Without skipping anything, write out each record below exactly.

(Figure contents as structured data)
====================
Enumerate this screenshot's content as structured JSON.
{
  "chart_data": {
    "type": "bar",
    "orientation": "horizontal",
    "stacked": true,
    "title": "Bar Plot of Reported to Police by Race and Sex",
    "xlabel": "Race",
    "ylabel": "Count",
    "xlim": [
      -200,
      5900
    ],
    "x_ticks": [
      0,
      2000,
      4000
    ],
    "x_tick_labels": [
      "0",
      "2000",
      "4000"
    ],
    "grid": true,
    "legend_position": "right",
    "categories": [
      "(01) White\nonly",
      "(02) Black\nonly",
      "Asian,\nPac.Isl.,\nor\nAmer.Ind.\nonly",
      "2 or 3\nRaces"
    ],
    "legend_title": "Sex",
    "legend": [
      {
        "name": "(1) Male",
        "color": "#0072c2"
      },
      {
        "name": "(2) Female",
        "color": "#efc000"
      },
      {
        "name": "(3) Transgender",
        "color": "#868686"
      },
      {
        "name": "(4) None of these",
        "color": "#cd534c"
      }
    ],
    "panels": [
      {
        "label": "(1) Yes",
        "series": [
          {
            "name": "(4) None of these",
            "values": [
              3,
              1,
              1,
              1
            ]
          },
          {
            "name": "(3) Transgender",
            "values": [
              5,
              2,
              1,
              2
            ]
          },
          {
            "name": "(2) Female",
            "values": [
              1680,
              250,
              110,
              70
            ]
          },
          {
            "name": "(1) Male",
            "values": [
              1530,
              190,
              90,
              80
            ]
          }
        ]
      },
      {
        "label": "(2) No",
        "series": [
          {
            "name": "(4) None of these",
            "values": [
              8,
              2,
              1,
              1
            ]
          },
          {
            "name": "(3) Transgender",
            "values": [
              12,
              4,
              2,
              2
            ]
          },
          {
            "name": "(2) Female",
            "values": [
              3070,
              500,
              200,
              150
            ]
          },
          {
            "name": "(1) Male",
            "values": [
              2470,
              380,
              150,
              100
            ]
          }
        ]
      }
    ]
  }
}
====================
- SOLUTION -
Enumerate this screenshot's content as structured JSON.
{
  "chart_data": {
    "type": "bar",
    "orientation": "horizontal",
    "stacked": true,
    "title": "Bar Plot of Reported to Police by Race and Sex",
    "xlabel": "Race",
    "ylabel": "Count",
    "xlim": [
      -200,
      5900
    ],
    "x_ticks": [
      0,
      2000,
      4000
    ],
    "x_tick_labels": [
      "0",
      "2000",
      "4000"
    ],
    "grid": true,
    "legend_position": "right",
    "categories": [
      "(01) White\nonly",
      "(02) Black\nonly",
      "Asian,\nPac.Isl.,\nor\nAmer.Ind.\nonly",
      "2 or 3\nRaces"
    ],
    "legend_title": "Sex",
    "legend": [
      {
        "name": "(1) Male",
        "color": "#0072c2"
      },
      {
        "name": "(2) Female",
        "color": "#efc000"
      },
      {
        "name": "(3) Transgender",
        "color": "#868686"
      },
      {
        "name": "(4) None of these",
        "color": "#cd534c"
      }
    ],
    "panels": [
      {
        "label": "(1) Yes",
        "series": [
          {
            "name": "(4) None of these",
            "values": [
              3,
              1,
              1,
              1
            ]
          },
          {
            "name": "(3) Transgender",
            "values": [
              5,
              2,
              1,
              2
            ]
          },
          {
            "name": "(2) Female",
            "values": [
              1680,
              250,
              110,
              70
            ]
          },
          {
            "name": "(1) Male",
            "values": [
              1530,
              190,
              90,
              80
            ]
          }
        ]
      },
      {
        "label": "(2) No",
        "series": [
          {
            "name": "(4) None of these",
            "values": [
              8,
              2,
              1,
              1
            ]
          },
          {
            "name": "(3) Transgender",
            "values": [
              12,
              4,
              2,
              2
            ]
          },
          {
            "name": "(2) Female",
            "values": [
              3070,
              500,
              200,
              150
            ]
          },
          {
            "name": "(1) Male",
            "values": [
              2470,
              380,
              150,
              100
            ]
          }
        ]
      }
    ]
  }
}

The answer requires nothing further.